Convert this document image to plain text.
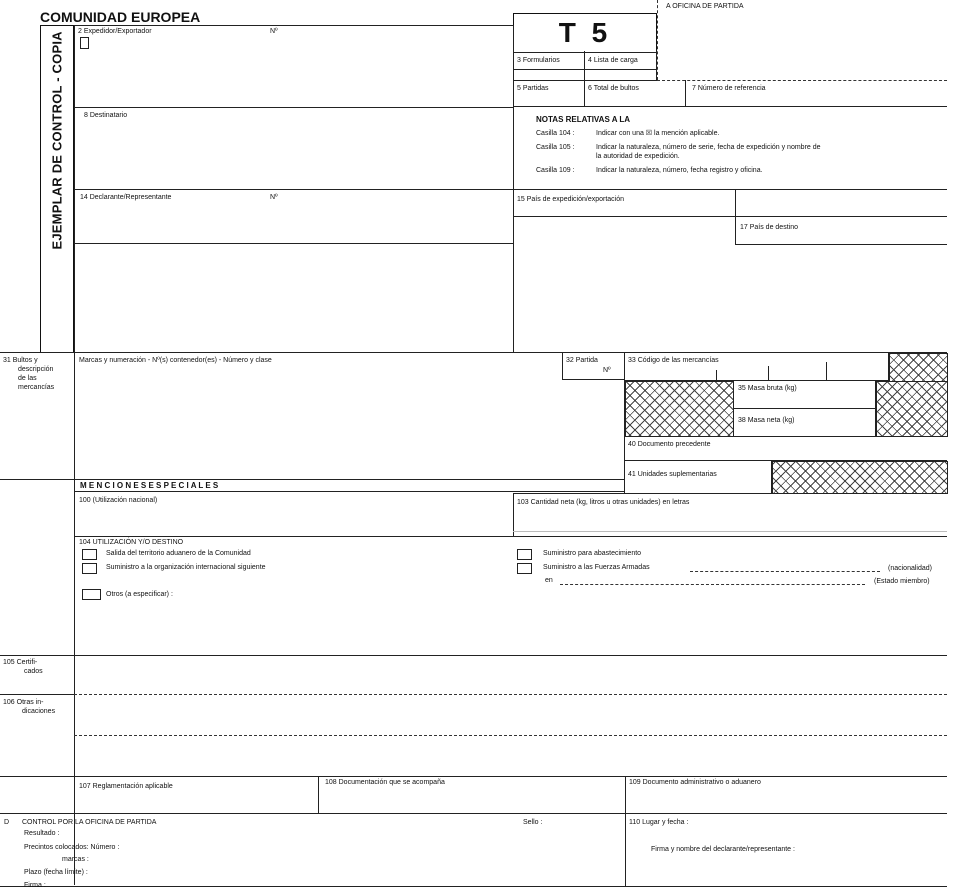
COMUNIDAD EUROPEA
A OFICINA DE PARTIDA
T 5
EJEMPLAR DE CONTROL - COPIA 2 Expedidor/Exportador	Nº
3 Formularios	4 Lista de carga
5 Partidas	6 Total de bultos	7 Número de referencia
8 Destinatario	NOTAS RELATIVAS A LA
Casilla 104 :	Indicar con una ☒ la mención aplicable.
Casilla 105 :	Indicar la naturaleza, número de serie, fecha de expedición y nombre de
la autoridad de expedición.
Casilla 109 :	Indicar la naturaleza, número, fecha registro y oficina.
14 Declarante/Representante	Nº	15 País de expedición/exportación
17 País de destino
31 Bultos y
descripción
de las
mercancías
Marcas y numeración - Nº(s) contenedor(es) - Número y clase	32 Partida
Nº
33 Código de las mercancías
35 Masa bruta (kg)
38 Masa neta (kg)
40 Documento precedente
41 Unidades suplementarias
M E N C I O N E S E S P E C I A L E S
100 (Utilización nacional)	103 Cantidad neta (kg, litros u otras unidades) en letras
104 UTILIZACIÓN Y/O DESTINO
Salida del territorio aduanero de la Comunidad
Suministro a la organización internacional siguiente
Suministro para abastecimiento
Suministro a las Fuerzas Armadas	(nacionalidad)
en	(Estado miembro)
Otros (a especificar) :
105 Certifi-
cados
106 Otras in-
dicaciones
107 Reglamentación aplicable
108 Documentación que se acompaña	109 Documento administrativo o aduanero
D CONTROL POR LA OFICINA DE PARTIDA	Sello :
Resultado :
Precintos colocados: Número :
marcas :
Plazo (fecha límite) :
Firma :
110 Lugar y fecha :
Firma y nombre del declarante/representante :
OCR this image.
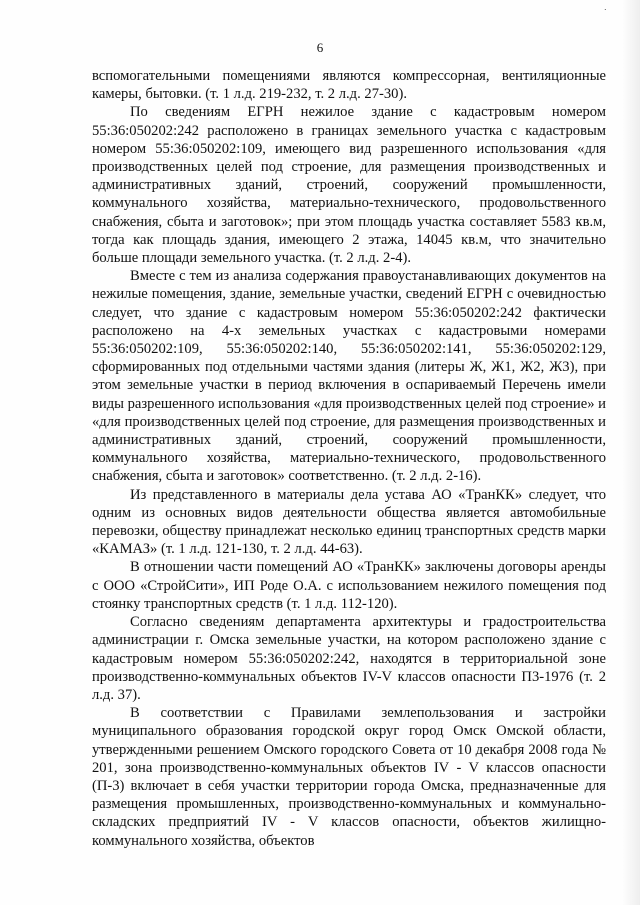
˙
6

вспомогательными помещениями являются компрессорная, вентиляционные камеры, бытовки. (т. 1 л.д. 219-232, т. 2 л.д. 27-30).

По сведениям ЕГРН нежилое здание с кадастровым номером 55:36:050202:242 расположено в границах земельного участка с кадастровым номером 55:36:050202:109, имеющего вид разрешенного использования «для производственных целей под строение, для размещения производственных и административных зданий, строений, сооружений промышленности, коммунального хозяйства, материально-технического, продовольственного снабжения, сбыта и заготовок»; при этом площадь участка составляет 5583 кв.м, тогда как площадь здания, имеющего 2 этажа, 14045 кв.м, что значительно больше площади земельного участка. (т. 2 л.д. 2-4).

Вместе с тем из анализа содержания правоустанавливающих документов на нежилые помещения, здание, земельные участки, сведений ЕГРН с очевидностью следует, что здание с кадастровым номером 55:36:050202:242 фактически расположено на 4-х земельных участках с кадастровыми номерами 55:36:050202:109, 55:36:050202:140, 55:36:050202:141, 55:36:050202:129, сформированных под отдельными частями здания (литеры Ж, Ж1, Ж2, Ж3), при этом земельные участки в период включения в оспариваемый Перечень имели виды разрешенного использования «для производственных целей под строение» и «для производственных целей под строение, для размещения производственных и административных зданий, строений, сооружений промышленности, коммунального хозяйства, материально-технического, продовольственного снабжения, сбыта и заготовок» соответственно. (т. 2 л.д. 2-16).

Из представленного в материалы дела устава АО «ТранКК» следует, что одним из основных видов деятельности общества является автомобильные перевозки, обществу принадлежат несколько единиц транспортных средств марки «КАМАЗ» (т. 1 л.д. 121-130, т. 2 л.д. 44-63).

В отношении части помещений АО «ТранКК» заключены договоры аренды с ООО «СтройСити», ИП Роде О.А. с использованием нежилого помещения под стоянку транспортных средств (т. 1 л.д. 112-120).

Согласно сведениям департамента архитектуры и градостроительства администрации г. Омска земельные участки, на котором расположено здание с кадастровым номером 55:36:050202:242, находятся в территориальной зоне производственно-коммунальных объектов IV-V классов опасности П3-1976 (т. 2 л.д. 37).

В соответствии с Правилами землепользования и застройки муниципального образования городской округ город Омск Омской области, утвержденными решением Омского городского Совета от 10 декабря 2008 года № 201, зона производственно-коммунальных объектов IV - V классов опасности (П-3) включает в себя участки территории города Омска, предназначенные для размещения промышленных, производственно-коммунальных и коммунально-складских предприятий IV - V классов опасности, объектов жилищно-коммунального хозяйства, объектов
********************
## Problem
Go through the data and gather every line that holds "expedición".

## Exercise answer
Casilla 105 :	Indicar la naturaleza, número de serie, fecha de expedición y nombre de
la autoridad de expedición.
14 Declarante/Representante	Nº	15 País de expedición/exportación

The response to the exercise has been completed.